» EXERCISE GOAL: Reproduce word for word the part of the book review that begins with the words "And this new" and ends with "fits in nicely.".

» PASSAGE PROVIDED:
=== Section Start ===

And this new Eve would walk amongst the trees of the garden. And she would drink from the waters of the river of the garden. And again, she would eat the forbidden fruit. But she would not be cast away from the garden, because she would be given the opportunity, just once, to ask for forgiveness. And she would be forgiven.~~ Runs Girl
I’m just about to begin a study of Paradise Lost, and this question of the opportunity to repent fits in nicely.
“America” is another story that starts out as one thing and becomes another. It also forms a transition point in the book, from stories set in Nigeria to those of immigrants to the US, as Okparanta was at the age of 10. Nnenna is a teacher whose primary reason for emigration is to be with her girlfriend in a place they won’t be jailed or executed for loving each other, but of course she needs to come up with something better than that, so decides to obtain another degree, this time from an American college. The story slowly morphs into the ecological and social impact of Shell Oil on Nigeria, a topic on which I confess I am ignorant, but I’d be surprised if exploitation and ecological ruin was not involved just as described. During the visa process, Nnenna starts to consider “getting lost in America”, otherwise known as the brain drain. It’s a thoughtful story with a lot to consider.
“Shelter” and “Designs” are, to me, less developed stories, offering fairly stereotypical views of domestic abuse and adultery, respectively. But then we come to “Grace”, which ends with the lead-off quote above. It’s a story of an American professor and the Nigerian student who develops a crush on her, a story of boundaries and keeping limits, but also about the outskirts of happiness. While it seemed too long for what is, after all, a fairly routine plot, I was quite taken with the ending, and realized the search for happiness, women hanging on to the fringes of happiness, is the connecting thread for the collection.

=== Section End ===

» SUPPLIED INFORMATION:
=== Section Start ===

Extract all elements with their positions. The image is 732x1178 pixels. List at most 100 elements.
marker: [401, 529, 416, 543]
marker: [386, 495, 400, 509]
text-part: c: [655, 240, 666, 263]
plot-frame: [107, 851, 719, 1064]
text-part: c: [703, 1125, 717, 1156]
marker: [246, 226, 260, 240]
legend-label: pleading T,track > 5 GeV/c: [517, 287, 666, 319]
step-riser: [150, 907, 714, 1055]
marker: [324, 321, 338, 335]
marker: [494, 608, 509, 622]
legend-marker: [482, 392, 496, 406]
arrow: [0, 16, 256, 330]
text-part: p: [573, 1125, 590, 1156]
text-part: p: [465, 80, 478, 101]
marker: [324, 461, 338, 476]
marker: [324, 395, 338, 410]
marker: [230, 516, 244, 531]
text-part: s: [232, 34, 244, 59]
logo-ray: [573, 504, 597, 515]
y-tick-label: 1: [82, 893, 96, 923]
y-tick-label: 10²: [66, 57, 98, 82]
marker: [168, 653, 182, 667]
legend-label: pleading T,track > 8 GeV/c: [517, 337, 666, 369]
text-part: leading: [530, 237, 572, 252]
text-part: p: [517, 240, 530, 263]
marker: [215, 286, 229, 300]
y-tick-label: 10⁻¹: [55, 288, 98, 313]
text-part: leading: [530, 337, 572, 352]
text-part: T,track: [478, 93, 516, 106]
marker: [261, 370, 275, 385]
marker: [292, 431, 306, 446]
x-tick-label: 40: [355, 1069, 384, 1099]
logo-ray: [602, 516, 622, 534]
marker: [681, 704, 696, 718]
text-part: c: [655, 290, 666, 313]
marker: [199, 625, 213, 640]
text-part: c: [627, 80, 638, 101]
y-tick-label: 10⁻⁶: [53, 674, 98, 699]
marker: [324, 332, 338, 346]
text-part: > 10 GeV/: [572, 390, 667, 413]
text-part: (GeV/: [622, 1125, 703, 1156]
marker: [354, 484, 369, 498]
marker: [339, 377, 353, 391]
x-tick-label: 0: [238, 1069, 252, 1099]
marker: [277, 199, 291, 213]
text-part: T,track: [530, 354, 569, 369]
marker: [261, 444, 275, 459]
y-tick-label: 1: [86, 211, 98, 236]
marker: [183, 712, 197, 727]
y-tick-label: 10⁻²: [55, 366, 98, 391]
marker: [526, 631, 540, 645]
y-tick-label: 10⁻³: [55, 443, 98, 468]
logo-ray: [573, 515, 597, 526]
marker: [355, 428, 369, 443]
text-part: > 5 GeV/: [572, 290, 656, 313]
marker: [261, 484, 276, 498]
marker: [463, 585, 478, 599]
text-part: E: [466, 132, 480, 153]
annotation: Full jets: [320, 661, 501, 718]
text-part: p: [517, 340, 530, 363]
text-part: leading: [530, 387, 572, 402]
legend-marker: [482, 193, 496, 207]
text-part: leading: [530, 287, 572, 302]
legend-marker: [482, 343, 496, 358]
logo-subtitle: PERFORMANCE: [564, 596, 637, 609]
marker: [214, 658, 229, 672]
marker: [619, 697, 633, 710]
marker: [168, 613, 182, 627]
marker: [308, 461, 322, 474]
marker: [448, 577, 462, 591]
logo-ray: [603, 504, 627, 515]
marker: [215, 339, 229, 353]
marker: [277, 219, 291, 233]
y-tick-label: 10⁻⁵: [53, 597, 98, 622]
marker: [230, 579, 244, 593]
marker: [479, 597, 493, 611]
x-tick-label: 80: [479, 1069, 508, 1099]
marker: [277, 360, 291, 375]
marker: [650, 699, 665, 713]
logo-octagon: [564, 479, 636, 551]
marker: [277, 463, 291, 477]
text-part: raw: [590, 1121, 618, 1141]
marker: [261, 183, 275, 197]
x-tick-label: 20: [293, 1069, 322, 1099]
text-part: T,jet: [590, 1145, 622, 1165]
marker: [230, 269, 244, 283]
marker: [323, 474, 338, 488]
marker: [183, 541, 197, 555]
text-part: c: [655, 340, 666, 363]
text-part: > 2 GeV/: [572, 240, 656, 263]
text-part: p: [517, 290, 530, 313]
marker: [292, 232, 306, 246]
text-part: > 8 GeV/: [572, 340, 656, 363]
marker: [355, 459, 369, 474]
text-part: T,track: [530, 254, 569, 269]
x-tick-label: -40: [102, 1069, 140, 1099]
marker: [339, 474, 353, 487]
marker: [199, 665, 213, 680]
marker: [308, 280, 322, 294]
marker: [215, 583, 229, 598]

=== Section End ===

» ANSWER TO THIS PROBLEM:
And this new Eve would walk amongst the trees of the garden. And she would drink from the waters of the river of the garden. And again, she would eat the forbidden fruit. But she would not be cast away from the garden, because she would be given the opportunity, just once, to ask for forgiveness. And she would be forgiven.~~ Runs Girl
I’m just about to begin a study of Paradise Lost, and this question of the opportunity to repent fits in nicely.